Should I utilize a liability waiver for my business?

The short answer, while industry dependent, is generally yes, but you should understand that the enforceability of coronavirus-related liability waivers are far from certain. As such, they should not be relied upon like some sort of miracle elixir. We suggest our clients develop concrete strategies and implement policies that are compliant with the Center for Disease Control and Prevention (the CDC), the World Health Organization (WHO), and Occupational Safety and Health Administration (OSHA) guidelines.

How effective is the Trump rally waiver?

Applying our analysis to the news that the Trump Campaign will be requiring rally-attendees to agree to a waiver of liability, we start at the states the campaign intends to hold rallies in: namely, Oklahoma, Texas, Florida, and North Carolina. In each of these four states, liability waivers are generally enforceable.

────────────────

* _Requirement_
Name every state where the campaign intends to hold rallies, according to the passage on liability waivers.

────────────────

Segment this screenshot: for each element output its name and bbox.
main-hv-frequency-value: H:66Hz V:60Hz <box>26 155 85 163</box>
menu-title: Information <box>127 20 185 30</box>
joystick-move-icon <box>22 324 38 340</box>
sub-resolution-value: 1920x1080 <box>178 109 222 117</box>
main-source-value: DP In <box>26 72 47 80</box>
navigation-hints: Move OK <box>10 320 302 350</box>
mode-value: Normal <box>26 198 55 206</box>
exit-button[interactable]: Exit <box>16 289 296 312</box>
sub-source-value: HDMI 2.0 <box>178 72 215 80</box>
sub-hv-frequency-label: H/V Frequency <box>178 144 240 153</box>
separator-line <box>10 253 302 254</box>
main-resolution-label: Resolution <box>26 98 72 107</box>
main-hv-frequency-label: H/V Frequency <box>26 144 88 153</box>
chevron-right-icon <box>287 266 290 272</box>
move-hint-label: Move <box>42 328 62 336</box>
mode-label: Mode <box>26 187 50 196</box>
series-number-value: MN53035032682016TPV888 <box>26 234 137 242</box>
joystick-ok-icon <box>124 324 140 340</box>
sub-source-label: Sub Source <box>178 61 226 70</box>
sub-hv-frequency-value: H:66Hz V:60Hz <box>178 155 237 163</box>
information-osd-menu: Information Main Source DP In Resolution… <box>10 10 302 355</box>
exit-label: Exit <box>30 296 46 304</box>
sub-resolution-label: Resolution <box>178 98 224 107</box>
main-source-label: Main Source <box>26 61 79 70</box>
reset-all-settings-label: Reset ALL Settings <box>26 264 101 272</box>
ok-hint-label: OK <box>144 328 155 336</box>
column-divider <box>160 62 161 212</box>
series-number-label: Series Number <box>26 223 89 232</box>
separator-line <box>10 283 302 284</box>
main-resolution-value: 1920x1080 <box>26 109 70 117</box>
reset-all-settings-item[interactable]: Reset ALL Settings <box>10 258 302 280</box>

────────────────

* _Task solution_
Oklahoma, Texas, Florida, and North Carolina.